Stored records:
** Start **

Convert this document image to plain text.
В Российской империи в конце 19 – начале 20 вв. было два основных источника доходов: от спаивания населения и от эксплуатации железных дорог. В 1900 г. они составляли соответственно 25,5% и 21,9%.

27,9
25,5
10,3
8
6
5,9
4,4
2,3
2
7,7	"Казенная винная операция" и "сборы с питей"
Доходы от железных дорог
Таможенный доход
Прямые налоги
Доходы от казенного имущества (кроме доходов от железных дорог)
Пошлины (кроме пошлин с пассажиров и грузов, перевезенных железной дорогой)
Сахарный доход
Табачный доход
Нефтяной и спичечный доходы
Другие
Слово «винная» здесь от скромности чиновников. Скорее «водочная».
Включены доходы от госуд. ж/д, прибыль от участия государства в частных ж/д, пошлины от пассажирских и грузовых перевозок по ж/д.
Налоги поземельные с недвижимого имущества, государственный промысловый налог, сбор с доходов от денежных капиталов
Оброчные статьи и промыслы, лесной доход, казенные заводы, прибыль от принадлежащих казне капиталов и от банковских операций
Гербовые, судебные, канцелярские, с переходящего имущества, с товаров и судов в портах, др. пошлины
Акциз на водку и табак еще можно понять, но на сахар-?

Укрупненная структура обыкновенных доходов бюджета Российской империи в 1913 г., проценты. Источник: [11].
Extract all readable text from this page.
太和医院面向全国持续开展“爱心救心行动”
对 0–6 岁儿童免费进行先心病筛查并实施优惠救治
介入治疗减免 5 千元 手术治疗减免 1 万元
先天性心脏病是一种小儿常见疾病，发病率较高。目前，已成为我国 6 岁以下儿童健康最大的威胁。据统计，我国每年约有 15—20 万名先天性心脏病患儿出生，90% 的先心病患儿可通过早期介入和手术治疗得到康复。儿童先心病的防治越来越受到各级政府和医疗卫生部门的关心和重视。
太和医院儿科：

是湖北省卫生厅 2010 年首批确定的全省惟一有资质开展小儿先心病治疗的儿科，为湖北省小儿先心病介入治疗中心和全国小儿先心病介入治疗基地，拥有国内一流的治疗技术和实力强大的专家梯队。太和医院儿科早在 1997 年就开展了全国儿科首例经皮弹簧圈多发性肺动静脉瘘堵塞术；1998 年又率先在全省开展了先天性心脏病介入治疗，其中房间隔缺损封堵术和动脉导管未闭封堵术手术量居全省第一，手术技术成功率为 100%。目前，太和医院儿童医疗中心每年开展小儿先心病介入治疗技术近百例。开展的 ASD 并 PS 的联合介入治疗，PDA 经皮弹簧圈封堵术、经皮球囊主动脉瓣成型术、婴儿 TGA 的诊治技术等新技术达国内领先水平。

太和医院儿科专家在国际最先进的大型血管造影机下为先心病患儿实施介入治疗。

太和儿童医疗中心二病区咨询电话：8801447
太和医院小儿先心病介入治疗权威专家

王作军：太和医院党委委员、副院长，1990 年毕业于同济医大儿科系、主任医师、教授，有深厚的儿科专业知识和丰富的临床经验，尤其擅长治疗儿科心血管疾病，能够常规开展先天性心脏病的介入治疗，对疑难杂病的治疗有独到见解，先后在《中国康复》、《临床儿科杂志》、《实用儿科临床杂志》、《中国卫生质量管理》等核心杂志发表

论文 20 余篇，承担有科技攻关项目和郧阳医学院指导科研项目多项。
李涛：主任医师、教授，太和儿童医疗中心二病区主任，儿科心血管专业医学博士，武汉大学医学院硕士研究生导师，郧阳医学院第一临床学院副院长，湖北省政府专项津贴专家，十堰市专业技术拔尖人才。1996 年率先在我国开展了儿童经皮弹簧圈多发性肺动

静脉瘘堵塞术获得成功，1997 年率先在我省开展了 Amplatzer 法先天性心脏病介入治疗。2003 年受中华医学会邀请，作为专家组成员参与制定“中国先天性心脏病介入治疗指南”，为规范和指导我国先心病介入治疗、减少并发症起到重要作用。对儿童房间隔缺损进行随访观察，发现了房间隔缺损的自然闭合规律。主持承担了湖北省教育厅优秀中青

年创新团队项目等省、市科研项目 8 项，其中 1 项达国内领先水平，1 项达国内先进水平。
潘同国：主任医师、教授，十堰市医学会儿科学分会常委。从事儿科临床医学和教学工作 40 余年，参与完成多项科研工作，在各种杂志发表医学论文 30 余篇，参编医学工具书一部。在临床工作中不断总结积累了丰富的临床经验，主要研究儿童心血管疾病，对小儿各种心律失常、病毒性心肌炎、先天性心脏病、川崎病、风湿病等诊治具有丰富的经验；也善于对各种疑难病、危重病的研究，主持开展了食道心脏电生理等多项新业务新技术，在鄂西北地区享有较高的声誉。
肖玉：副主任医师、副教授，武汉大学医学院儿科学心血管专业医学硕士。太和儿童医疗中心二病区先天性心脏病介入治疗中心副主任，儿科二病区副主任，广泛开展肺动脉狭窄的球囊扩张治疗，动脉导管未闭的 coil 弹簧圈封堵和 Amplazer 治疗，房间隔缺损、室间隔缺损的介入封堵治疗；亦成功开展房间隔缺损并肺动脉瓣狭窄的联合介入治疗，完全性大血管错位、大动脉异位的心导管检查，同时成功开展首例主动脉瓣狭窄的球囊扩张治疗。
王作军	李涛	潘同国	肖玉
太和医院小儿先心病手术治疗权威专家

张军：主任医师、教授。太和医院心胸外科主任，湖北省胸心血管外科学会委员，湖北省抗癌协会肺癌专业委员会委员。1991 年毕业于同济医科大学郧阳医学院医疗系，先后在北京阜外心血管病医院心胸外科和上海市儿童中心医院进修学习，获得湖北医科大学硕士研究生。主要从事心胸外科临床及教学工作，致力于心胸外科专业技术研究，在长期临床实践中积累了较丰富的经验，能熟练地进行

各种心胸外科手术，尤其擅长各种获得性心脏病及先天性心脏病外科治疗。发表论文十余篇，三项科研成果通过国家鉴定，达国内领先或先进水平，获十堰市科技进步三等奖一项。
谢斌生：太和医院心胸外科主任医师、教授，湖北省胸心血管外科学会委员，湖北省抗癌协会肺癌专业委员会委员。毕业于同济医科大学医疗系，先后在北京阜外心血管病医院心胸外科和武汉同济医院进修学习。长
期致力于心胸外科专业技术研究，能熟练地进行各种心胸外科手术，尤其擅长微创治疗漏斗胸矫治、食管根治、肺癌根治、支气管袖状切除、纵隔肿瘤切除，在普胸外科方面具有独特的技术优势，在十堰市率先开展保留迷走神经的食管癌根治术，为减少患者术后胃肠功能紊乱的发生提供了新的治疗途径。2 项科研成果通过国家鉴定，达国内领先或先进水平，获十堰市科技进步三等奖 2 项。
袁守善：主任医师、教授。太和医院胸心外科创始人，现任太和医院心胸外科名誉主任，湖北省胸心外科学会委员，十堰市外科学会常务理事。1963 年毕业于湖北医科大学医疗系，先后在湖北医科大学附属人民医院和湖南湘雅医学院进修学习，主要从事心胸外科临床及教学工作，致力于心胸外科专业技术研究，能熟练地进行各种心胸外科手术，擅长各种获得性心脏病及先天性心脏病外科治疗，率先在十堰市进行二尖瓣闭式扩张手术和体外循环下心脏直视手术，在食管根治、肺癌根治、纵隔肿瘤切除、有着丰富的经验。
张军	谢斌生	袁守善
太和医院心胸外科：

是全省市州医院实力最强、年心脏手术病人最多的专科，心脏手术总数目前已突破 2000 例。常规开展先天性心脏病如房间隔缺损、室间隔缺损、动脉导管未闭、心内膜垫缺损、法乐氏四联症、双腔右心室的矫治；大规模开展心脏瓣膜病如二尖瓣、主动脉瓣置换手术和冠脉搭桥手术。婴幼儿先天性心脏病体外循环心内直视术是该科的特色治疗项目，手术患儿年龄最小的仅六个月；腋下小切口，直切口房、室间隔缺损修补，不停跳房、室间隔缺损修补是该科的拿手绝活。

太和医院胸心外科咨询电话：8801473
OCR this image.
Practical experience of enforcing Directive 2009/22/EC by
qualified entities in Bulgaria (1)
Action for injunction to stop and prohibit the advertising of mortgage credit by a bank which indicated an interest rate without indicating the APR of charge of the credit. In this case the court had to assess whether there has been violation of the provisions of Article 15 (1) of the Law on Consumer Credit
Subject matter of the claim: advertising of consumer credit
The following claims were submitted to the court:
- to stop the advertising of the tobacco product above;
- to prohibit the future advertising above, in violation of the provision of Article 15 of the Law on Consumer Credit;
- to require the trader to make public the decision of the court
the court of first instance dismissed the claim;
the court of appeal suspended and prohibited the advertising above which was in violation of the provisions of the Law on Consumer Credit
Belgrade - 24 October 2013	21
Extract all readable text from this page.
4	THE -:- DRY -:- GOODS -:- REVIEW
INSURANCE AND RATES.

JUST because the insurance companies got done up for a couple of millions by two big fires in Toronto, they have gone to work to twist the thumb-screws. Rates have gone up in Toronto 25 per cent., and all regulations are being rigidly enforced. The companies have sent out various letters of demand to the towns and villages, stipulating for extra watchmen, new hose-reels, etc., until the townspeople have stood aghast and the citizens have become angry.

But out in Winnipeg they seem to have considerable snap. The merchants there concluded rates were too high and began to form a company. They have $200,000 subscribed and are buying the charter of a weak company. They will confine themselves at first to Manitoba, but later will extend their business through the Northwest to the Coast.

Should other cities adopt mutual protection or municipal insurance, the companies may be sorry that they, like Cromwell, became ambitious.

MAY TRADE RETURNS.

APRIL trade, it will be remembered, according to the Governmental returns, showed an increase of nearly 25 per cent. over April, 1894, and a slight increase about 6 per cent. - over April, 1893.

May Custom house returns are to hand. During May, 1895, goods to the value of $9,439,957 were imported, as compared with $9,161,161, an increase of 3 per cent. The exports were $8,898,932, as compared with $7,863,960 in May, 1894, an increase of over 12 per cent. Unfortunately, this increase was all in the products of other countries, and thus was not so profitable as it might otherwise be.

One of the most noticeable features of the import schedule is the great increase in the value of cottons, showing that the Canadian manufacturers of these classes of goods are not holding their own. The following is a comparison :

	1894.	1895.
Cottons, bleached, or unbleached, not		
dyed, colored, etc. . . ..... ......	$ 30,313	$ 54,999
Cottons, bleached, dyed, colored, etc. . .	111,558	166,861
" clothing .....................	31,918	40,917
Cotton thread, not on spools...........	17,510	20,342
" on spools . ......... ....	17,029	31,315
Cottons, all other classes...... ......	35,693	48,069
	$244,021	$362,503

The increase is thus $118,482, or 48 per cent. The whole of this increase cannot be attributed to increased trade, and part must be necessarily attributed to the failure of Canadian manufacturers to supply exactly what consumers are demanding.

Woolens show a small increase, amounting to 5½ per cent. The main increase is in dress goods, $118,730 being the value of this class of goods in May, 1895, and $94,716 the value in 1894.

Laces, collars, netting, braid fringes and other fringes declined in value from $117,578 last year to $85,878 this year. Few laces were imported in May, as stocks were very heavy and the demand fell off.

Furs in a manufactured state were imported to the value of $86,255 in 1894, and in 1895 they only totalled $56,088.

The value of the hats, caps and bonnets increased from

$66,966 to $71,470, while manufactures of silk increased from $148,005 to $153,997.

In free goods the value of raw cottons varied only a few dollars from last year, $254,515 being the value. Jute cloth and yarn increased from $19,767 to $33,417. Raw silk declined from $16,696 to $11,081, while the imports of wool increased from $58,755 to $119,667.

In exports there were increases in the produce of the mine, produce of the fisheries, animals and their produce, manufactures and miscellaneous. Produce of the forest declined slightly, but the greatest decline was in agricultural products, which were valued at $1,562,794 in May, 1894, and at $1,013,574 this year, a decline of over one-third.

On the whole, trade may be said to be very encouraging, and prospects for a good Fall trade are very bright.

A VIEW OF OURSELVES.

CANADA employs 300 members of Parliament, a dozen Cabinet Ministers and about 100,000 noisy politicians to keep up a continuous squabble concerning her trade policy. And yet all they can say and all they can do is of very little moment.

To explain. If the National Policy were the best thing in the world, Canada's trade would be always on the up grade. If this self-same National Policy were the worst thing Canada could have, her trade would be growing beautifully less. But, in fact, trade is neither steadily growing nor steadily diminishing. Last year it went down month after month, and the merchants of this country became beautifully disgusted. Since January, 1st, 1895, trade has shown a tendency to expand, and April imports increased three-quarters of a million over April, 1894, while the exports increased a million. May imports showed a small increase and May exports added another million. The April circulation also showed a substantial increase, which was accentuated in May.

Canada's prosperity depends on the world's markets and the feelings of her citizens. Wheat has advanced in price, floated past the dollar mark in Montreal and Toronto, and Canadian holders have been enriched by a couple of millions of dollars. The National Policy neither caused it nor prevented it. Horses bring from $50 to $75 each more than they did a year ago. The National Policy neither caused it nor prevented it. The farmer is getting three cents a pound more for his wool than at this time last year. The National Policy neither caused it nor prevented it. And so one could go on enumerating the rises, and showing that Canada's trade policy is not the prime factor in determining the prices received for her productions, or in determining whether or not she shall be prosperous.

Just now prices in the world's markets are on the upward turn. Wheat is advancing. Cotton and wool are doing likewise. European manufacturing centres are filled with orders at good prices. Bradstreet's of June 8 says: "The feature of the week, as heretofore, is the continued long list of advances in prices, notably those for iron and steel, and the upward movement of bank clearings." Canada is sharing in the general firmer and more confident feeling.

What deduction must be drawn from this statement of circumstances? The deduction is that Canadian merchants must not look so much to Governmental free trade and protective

** End **

**Given instruction**
Gather from the entries above all lines that include the string "Российской".

**Answer for the task**
В Российской империи в конце 19 – начале 20 вв. было два основных источника доходов: от спаивания населения и от эксплуатации железных дорог. В 1900 г. они составляли соответственно 25,5% и 21,9%.
Укрупненная структура обыкновенных доходов бюджета Российской империи в 1913 г., проценты. Источник: [11].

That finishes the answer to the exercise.